DIRECTION -
Within the listing below, locate all lines containing the word "this". Copy each one.
::: RECORDS TO PROCESS
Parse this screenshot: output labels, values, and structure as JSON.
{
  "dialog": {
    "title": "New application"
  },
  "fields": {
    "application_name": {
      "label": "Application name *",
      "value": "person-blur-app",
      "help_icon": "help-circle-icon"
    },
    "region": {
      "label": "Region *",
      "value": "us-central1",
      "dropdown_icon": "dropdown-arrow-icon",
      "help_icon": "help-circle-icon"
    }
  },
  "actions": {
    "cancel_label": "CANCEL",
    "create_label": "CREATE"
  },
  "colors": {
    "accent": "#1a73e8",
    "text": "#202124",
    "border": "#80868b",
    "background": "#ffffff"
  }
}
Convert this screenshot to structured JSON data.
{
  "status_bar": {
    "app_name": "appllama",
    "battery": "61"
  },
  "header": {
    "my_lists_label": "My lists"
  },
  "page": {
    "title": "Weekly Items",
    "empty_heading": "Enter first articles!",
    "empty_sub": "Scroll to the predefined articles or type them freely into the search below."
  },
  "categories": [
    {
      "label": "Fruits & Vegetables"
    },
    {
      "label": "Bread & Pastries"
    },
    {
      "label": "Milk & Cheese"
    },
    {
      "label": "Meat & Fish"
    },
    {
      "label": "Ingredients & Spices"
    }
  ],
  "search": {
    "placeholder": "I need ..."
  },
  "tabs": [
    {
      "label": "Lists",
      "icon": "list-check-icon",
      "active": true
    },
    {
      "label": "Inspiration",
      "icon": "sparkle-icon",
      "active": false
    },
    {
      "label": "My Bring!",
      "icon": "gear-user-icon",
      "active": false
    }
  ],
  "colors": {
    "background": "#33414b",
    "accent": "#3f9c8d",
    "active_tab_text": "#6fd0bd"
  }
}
::::::
EXERCISE RESPONSE -
Parse this screenshot: output labels, values, and structure as JSON.
Convert this screenshot to structured JSON data.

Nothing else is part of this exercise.